→ RECORDED DATA:
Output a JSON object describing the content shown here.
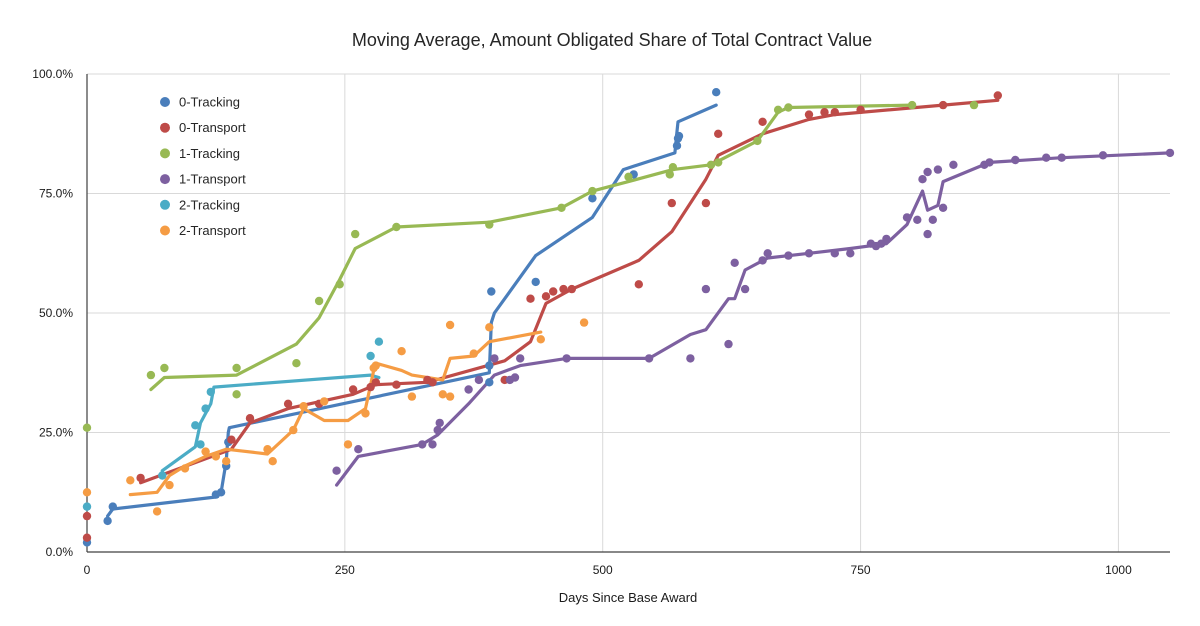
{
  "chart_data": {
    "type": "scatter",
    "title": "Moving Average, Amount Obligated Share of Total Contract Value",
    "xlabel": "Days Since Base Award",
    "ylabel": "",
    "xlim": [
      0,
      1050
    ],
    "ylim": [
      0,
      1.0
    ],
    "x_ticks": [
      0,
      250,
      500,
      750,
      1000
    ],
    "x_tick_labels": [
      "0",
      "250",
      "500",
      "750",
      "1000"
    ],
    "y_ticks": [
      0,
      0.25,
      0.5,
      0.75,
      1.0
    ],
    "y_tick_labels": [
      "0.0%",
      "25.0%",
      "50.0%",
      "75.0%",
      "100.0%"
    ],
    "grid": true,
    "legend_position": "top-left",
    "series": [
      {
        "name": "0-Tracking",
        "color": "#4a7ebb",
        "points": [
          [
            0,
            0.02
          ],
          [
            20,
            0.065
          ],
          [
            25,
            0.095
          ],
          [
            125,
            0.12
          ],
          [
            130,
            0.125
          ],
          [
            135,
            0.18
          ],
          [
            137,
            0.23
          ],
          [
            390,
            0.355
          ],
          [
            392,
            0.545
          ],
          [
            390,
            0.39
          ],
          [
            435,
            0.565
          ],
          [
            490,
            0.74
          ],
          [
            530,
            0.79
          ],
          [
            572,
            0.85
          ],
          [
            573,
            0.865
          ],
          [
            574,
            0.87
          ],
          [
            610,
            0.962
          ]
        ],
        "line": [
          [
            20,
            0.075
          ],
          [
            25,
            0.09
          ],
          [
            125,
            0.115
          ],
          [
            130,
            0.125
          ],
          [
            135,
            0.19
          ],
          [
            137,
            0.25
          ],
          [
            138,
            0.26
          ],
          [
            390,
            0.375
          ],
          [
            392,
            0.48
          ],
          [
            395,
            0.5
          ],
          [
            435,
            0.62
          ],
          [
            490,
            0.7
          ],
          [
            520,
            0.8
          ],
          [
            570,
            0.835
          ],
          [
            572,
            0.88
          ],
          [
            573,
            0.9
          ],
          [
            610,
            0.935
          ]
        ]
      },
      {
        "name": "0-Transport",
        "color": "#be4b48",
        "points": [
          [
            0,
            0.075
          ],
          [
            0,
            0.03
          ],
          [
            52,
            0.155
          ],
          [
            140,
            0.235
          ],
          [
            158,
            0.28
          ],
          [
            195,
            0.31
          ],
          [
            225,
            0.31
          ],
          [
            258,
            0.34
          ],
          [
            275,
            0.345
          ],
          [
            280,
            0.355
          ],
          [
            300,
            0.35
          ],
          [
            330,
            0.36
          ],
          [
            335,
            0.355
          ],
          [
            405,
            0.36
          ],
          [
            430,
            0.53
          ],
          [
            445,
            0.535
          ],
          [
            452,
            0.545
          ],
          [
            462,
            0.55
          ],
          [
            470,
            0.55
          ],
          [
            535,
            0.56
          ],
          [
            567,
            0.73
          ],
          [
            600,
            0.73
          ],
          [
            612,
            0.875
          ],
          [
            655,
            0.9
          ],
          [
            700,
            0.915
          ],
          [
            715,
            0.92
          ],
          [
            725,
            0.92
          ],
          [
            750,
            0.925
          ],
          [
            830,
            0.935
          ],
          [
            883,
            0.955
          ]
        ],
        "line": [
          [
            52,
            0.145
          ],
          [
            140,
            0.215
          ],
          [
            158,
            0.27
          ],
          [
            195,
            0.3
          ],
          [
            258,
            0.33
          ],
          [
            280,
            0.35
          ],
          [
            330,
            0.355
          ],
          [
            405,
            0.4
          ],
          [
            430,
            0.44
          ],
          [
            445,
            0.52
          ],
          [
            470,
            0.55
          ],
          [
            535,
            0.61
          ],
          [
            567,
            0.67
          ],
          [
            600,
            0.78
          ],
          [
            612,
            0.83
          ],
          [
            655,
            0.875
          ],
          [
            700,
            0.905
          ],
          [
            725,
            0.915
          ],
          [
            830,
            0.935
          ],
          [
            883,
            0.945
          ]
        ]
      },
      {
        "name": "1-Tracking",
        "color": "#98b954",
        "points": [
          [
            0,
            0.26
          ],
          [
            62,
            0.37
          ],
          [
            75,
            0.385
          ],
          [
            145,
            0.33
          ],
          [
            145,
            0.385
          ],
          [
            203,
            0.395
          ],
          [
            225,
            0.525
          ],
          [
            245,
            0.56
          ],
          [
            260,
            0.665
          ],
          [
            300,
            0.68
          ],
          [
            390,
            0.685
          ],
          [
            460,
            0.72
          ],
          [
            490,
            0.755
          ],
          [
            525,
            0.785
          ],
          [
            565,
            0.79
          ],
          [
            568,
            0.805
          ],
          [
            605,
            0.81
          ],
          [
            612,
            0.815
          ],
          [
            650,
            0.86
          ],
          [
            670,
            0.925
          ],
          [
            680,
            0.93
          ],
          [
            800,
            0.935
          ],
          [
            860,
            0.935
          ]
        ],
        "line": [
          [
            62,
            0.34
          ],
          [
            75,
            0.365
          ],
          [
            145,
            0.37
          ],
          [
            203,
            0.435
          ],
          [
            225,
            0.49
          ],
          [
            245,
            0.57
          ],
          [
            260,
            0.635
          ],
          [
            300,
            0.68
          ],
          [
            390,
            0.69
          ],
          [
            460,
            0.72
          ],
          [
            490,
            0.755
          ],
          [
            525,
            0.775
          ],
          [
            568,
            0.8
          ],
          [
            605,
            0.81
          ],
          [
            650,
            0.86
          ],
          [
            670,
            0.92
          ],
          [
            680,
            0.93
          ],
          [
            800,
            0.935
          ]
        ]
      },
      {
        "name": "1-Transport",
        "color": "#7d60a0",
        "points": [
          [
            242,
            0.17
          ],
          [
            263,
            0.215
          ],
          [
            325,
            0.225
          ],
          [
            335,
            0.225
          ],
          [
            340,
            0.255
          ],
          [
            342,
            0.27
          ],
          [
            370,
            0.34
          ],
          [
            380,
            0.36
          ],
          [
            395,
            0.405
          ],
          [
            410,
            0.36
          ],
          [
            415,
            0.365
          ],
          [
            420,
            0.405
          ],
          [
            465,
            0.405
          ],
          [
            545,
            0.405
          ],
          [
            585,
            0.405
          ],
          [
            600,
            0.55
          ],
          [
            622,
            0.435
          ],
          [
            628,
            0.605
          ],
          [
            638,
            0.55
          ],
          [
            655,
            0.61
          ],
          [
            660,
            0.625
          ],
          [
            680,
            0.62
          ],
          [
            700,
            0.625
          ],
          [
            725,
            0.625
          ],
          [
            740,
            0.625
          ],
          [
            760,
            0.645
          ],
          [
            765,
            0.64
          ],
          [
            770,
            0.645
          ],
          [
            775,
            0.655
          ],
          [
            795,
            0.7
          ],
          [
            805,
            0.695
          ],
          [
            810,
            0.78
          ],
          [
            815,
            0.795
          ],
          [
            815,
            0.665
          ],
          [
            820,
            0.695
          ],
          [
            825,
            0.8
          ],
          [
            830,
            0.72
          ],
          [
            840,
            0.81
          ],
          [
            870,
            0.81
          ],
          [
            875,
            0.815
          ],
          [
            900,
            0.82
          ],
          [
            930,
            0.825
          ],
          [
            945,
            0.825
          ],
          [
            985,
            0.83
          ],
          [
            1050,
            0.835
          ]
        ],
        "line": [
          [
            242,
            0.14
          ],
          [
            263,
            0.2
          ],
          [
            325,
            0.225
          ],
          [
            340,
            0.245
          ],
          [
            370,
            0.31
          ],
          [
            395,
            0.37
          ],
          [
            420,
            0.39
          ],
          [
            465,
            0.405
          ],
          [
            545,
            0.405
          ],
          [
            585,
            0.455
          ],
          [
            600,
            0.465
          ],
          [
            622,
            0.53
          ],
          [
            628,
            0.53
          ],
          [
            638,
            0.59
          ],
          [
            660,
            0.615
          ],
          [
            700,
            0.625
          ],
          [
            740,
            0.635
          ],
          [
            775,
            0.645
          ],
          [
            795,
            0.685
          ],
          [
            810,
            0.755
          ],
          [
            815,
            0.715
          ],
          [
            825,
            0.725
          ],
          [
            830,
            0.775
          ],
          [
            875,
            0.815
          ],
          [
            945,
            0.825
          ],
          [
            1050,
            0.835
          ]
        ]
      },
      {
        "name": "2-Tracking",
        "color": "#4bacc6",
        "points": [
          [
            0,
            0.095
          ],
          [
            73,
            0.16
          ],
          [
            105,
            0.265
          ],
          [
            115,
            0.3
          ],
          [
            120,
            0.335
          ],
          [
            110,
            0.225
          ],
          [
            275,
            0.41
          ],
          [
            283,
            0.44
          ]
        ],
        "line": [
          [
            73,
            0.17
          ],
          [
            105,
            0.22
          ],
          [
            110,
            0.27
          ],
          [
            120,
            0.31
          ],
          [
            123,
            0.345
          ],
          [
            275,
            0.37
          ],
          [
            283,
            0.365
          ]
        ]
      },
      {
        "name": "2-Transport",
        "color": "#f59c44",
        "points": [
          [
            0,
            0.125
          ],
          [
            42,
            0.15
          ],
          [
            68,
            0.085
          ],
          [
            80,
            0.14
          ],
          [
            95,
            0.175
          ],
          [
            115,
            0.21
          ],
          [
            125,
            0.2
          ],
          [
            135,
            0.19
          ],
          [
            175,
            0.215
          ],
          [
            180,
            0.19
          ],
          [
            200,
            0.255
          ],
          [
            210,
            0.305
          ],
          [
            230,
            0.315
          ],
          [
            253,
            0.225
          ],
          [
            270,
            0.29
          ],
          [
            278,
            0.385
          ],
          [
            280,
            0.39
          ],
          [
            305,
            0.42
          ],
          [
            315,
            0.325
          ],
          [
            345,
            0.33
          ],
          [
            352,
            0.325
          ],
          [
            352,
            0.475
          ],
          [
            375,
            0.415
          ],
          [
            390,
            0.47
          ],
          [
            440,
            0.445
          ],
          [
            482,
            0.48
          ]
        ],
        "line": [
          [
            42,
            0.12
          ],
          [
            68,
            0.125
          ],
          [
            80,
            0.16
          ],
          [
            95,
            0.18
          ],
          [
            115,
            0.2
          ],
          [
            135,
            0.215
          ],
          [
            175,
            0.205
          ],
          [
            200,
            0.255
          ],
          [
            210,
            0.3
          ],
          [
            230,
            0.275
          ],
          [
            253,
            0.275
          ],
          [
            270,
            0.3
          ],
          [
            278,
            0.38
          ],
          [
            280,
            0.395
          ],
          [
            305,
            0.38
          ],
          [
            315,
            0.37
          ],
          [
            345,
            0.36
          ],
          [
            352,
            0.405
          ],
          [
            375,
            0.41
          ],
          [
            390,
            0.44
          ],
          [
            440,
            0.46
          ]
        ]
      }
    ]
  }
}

→ TASK TO CARRY OUT:
Check each line of the entries above, and show every one holding the word "Transport".

→ WORKED ANSWER:
        "name": "0-Transport",
        "name": "1-Transport",
        "name": "2-Transport",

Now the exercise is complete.